◆ **Given exercise**: Write the material out again in full, word for word. Do not include the pictures.

◆ **Records excerpted from a collection**:
--- Start ---

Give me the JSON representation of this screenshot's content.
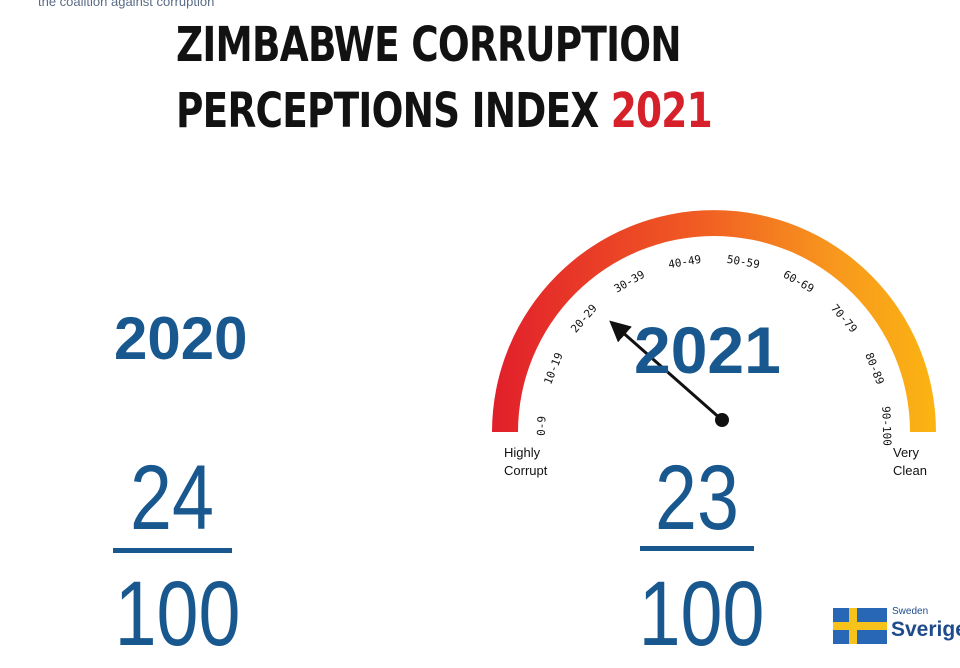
{
  "header": {
    "tagline": "the coalition against corruption",
    "title_line1": "ZIMBABWE CORRUPTION",
    "title_line2": "PERCEPTIONS INDEX ",
    "title_year": "2021"
  },
  "scores": {
    "year_2020": {
      "label": "2020",
      "score": "24",
      "out_of": "100"
    },
    "year_2021": {
      "label": "2021",
      "score": "23",
      "out_of": "100"
    }
  },
  "gauge": {
    "ranges": [
      "0-9",
      "10-19",
      "20-29",
      "30-39",
      "40-49",
      "50-59",
      "60-69",
      "70-79",
      "80-89",
      "90-100"
    ],
    "left_label_line1": "Highly",
    "left_label_line2": "Corrupt",
    "right_label_line1": "Very",
    "right_label_line2": "Clean",
    "needle_value": 23,
    "min": 0,
    "max": 100,
    "gradient_colors": [
      "#e2202b",
      "#f05a23",
      "#f8991d",
      "#fbb412"
    ],
    "needle_color": "#111111"
  },
  "logo": {
    "sweden_small": "Sweden",
    "sweden_big": "Sverige",
    "flag_colors": [
      "#2767b6",
      "#f7c21a"
    ]
  }
}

--- End ---

◆ **Full solution**:
Give me the JSON representation of this screenshot's content.
{
  "header": {
    "tagline": "the coalition against corruption",
    "title_line1": "ZIMBABWE CORRUPTION",
    "title_line2": "PERCEPTIONS INDEX ",
    "title_year": "2021"
  },
  "scores": {
    "year_2020": {
      "label": "2020",
      "score": "24",
      "out_of": "100"
    },
    "year_2021": {
      "label": "2021",
      "score": "23",
      "out_of": "100"
    }
  },
  "gauge": {
    "ranges": [
      "0-9",
      "10-19",
      "20-29",
      "30-39",
      "40-49",
      "50-59",
      "60-69",
      "70-79",
      "80-89",
      "90-100"
    ],
    "left_label_line1": "Highly",
    "left_label_line2": "Corrupt",
    "right_label_line1": "Very",
    "right_label_line2": "Clean",
    "needle_value": 23,
    "min": 0,
    "max": 100,
    "gradient_colors": [
      "#e2202b",
      "#f05a23",
      "#f8991d",
      "#fbb412"
    ],
    "needle_color": "#111111"
  },
  "logo": {
    "sweden_small": "Sweden",
    "sweden_big": "Sverige",
    "flag_colors": [
      "#2767b6",
      "#f7c21a"
    ]
  }
}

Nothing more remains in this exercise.